Formulas for Bootstrapping Sample Medians

September 9, 2022

A recent paper from researchers at Spotify describes a new method for sampling differences in quantiles using a bootstrap method. To speed up computation compared to existing methods, the authors approximate the distribution of bootstrapped quantiles using a binomial distribution, and conjecture that bootstrapped distribution of quantiles converges to a binomial in the large-sample limit.

This note derives an exact closed-form solution for the distribution of interest in the special case of the median, valid in both small and large samples. This closed-form solution is somewhat lighter in the tails than a binomial; whether it converges to a binomial, that is, whether the conjecture is true, is left as an open problem. The note concludes with an improved approximation that will yield less conservative confidence intervals than the binomial when measuring differences in the median across two samples.

Preliminaries

The bootstrap method in the paper is a Poisson bootstrap. Each point in the original sample is included in each bootstrap sample according to a Poisson distribution with parameter (mean) 1.

Suppose that the original sample consists of ordered points \((y_1, \ldots, y_n)\); we are interested in the probability that each point in the sample will be the quantile of interest in a bootstrapped sample. Denote this probability \({\rm Pr}(y_i=\hat{\tau}_q)\).

Unlike a traditional bootstrap, the total number of points in a Poisson-bootstrapped sample is a random variable. Poisson parameters are additive, and so the total number of points is Poisson-distributed with parameter \(n\).

As a small curiosity,

\[ \sum_{i=1}^n {\rm Pr}(y_i=\hat{\tau}_q) = 1 - e^{-n} < 1 \]

That is, it is possible that no points in the original sample are included in a given bootstrap sample, let alone included as the quantile of interest. But this probability vanishes with large \(n\).

[Recorded data]
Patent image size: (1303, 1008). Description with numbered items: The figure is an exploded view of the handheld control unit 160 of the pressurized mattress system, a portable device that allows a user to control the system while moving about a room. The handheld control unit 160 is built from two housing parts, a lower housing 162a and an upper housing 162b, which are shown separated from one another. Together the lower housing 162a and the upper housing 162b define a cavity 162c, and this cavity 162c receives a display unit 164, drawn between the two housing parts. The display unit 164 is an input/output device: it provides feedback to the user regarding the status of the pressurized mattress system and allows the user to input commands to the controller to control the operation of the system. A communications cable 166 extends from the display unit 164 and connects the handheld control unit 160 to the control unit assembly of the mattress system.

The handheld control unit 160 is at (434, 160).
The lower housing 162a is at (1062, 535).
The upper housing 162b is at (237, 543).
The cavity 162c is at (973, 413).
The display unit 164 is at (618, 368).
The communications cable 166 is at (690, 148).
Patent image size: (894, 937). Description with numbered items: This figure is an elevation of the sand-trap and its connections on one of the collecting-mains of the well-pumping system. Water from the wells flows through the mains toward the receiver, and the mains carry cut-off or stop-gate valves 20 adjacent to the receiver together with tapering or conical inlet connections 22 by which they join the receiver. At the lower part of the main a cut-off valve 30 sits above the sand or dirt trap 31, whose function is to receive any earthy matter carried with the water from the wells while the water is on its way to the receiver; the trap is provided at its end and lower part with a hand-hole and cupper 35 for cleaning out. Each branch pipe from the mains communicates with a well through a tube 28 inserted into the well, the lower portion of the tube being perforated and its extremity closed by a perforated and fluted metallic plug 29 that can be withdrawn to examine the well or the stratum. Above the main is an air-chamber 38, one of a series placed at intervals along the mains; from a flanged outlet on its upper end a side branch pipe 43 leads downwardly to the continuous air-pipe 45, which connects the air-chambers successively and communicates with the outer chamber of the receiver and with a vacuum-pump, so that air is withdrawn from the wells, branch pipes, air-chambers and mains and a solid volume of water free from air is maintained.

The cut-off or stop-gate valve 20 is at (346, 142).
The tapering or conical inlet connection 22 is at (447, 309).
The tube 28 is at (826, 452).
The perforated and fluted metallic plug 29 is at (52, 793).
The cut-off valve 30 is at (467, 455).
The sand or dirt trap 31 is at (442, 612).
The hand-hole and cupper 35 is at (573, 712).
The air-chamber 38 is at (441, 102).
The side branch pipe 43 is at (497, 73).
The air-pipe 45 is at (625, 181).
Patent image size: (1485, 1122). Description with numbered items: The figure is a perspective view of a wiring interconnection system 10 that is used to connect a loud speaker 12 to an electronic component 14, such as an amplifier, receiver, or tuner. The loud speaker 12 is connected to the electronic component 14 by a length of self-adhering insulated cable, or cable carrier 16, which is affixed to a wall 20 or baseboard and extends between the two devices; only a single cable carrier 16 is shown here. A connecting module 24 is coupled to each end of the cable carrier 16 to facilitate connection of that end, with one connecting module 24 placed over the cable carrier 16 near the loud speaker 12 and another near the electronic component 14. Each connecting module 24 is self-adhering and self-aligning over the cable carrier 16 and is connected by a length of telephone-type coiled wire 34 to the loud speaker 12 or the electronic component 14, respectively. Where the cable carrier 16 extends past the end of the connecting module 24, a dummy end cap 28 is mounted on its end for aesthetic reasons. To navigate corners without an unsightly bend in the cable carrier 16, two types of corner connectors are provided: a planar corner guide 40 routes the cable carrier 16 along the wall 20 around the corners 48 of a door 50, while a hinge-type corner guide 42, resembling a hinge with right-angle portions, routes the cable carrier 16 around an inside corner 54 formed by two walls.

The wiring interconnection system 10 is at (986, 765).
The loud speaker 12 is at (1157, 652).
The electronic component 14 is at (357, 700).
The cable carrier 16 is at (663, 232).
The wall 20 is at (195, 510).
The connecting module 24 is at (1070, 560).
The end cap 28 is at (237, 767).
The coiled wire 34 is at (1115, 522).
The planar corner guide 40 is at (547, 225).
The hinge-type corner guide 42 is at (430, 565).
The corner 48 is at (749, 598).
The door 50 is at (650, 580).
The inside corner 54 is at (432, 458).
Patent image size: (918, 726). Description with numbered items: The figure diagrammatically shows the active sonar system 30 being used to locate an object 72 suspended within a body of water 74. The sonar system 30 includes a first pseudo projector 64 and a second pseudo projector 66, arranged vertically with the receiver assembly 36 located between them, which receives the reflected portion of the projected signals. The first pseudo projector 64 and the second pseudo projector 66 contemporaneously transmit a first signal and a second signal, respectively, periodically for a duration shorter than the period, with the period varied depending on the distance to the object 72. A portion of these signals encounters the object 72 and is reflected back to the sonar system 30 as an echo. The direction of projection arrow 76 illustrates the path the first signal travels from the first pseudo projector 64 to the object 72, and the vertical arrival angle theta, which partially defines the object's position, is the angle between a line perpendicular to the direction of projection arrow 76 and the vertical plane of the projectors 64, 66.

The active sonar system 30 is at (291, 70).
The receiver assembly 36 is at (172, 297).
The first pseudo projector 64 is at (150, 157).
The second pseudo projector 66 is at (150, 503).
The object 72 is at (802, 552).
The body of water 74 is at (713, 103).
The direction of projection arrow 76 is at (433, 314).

[Exercises to complete]
1. Print the part of the passage on bootstrapping medians from "Formulas for Bootstrapping" up to and including "the large-sample limit.".
2. In the passage on bootstrapping medians, what does the second paragraph say the note does? List each action.
The listing comes from a different source than the passage on bootstrapping medians.

[Responses by task]
1.
Formulas for Bootstrapping Sample Medians

September 9, 2022

A recent paper from researchers at Spotify describes a new method for sampling differences in quantiles using a bootstrap method. To speed up computation compared to existing methods, the authors approximate the distribution of bootstrapped quantiles using a binomial distribution, and conjecture that bootstrapped distribution of quantiles converges to a binomial in the large-sample limit.

2.
- It derives an exact closed-form solution for the distribution of interest in the special case of the median, valid in both small and large samples.
- It leaves open whether this solution converges to a binomial, that is, whether the conjecture is true.
- It concludes with an improved approximation that yields less conservative confidence intervals than the binomial when measuring differences in the median across two samples.